* Start *

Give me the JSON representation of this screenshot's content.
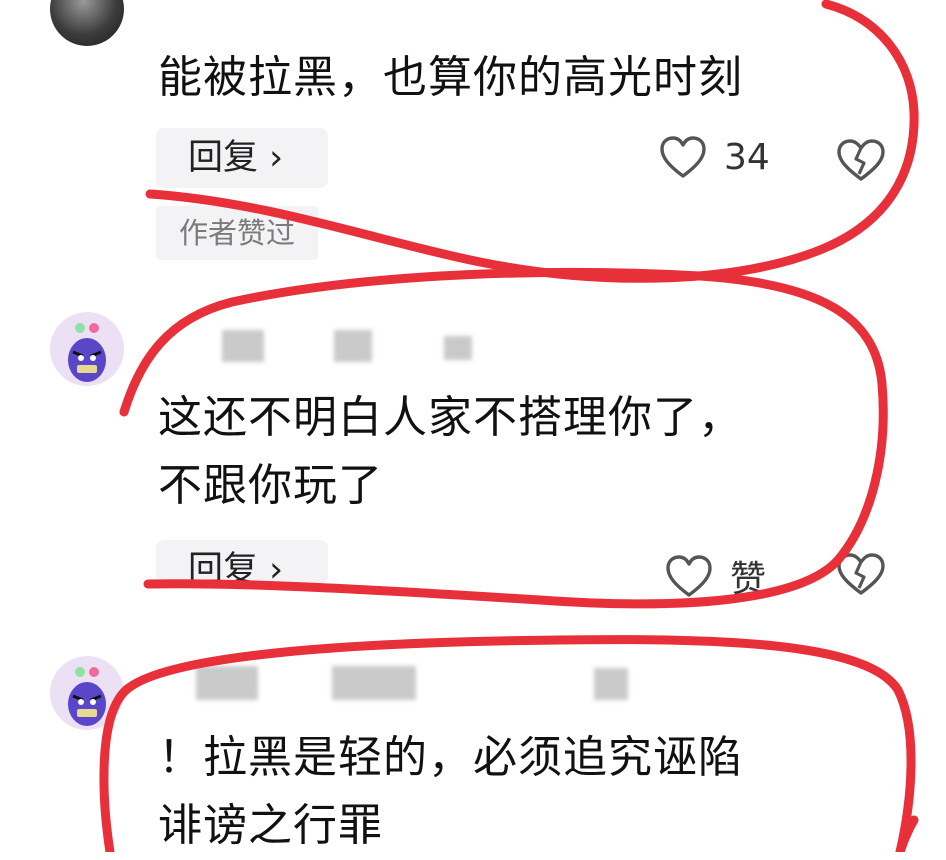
{
  "comments": [
    {
      "text_lines": [
        "能被拉黑，也算你的高光时刻"
      ],
      "reply_label": "回复 ›",
      "like_count": "34",
      "author_badge": "作者赞过"
    },
    {
      "username_partial": "",
      "text_lines": [
        "这还不明白人家不搭理你了，",
        "不跟你玩了"
      ],
      "reply_label": "回复 ›",
      "like_label": "赞"
    },
    {
      "username_partial": "",
      "text_lines": [
        "！拉黑是轻的，必须追究诬陷",
        "诽谤之行罪"
      ]
    }
  ],
  "colors": {
    "annotation_red": "#e8303a",
    "reply_bg": "#f3f3f5",
    "badge_text": "#7b7b7b"
  },
  "icons": [
    "heart-outline-icon",
    "broken-heart-icon"
  ]
}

* End *

- _What is expected_: Reproduce all of the data exactly; the pictures do not belong in the copy.

- _Solution for this task_:
Give me the JSON representation of this screenshot's content.
{
  "comments": [
    {
      "text_lines": [
        "能被拉黑，也算你的高光时刻"
      ],
      "reply_label": "回复 ›",
      "like_count": "34",
      "author_badge": "作者赞过"
    },
    {
      "username_partial": "",
      "text_lines": [
        "这还不明白人家不搭理你了，",
        "不跟你玩了"
      ],
      "reply_label": "回复 ›",
      "like_label": "赞"
    },
    {
      "username_partial": "",
      "text_lines": [
        "！拉黑是轻的，必须追究诬陷",
        "诽谤之行罪"
      ]
    }
  ],
  "colors": {
    "annotation_red": "#e8303a",
    "reply_bg": "#f3f3f5",
    "badge_text": "#7b7b7b"
  },
  "icons": [
    "heart-outline-icon",
    "broken-heart-icon"
  ]
}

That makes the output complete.